▶ [WRITTEN PROBLEM]:
Each record must be reproduced exactly as it is shown.

▶ [ENTRIES SUPPLIED]:

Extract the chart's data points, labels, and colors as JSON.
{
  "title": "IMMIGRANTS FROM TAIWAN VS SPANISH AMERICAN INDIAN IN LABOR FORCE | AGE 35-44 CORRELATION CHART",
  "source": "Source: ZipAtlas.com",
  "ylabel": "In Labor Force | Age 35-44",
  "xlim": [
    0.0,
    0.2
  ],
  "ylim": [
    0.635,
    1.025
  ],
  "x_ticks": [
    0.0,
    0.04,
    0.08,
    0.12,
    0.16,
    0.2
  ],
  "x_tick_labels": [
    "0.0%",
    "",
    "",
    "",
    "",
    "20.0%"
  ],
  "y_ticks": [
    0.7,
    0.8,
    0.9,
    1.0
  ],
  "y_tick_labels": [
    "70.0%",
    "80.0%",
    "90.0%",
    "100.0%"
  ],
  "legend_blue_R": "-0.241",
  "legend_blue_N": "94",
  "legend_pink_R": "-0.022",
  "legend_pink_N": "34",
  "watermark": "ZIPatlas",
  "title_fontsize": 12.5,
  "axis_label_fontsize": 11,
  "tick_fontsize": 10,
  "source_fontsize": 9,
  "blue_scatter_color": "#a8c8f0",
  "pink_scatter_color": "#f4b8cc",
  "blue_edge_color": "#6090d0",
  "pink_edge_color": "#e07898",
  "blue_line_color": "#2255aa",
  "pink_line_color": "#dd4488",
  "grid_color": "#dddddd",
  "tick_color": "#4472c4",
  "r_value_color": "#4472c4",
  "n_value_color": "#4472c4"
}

▶ [TASK SOLUTION]:
Extract the chart's data points, labels, and colors as JSON.
{
  "title": "IMMIGRANTS FROM TAIWAN VS SPANISH AMERICAN INDIAN IN LABOR FORCE | AGE 35-44 CORRELATION CHART",
  "source": "Source: ZipAtlas.com",
  "ylabel": "In Labor Force | Age 35-44",
  "xlim": [
    0.0,
    0.2
  ],
  "ylim": [
    0.635,
    1.025
  ],
  "x_ticks": [
    0.0,
    0.04,
    0.08,
    0.12,
    0.16,
    0.2
  ],
  "x_tick_labels": [
    "0.0%",
    "",
    "",
    "",
    "",
    "20.0%"
  ],
  "y_ticks": [
    0.7,
    0.8,
    0.9,
    1.0
  ],
  "y_tick_labels": [
    "70.0%",
    "80.0%",
    "90.0%",
    "100.0%"
  ],
  "legend_blue_R": "-0.241",
  "legend_blue_N": "94",
  "legend_pink_R": "-0.022",
  "legend_pink_N": "34",
  "watermark": "ZIPatlas",
  "title_fontsize": 12.5,
  "axis_label_fontsize": 11,
  "tick_fontsize": 10,
  "source_fontsize": 9,
  "blue_scatter_color": "#a8c8f0",
  "pink_scatter_color": "#f4b8cc",
  "blue_edge_color": "#6090d0",
  "pink_edge_color": "#e07898",
  "blue_line_color": "#2255aa",
  "pink_line_color": "#dd4488",
  "grid_color": "#dddddd",
  "tick_color": "#4472c4",
  "r_value_color": "#4472c4",
  "n_value_color": "#4472c4"
}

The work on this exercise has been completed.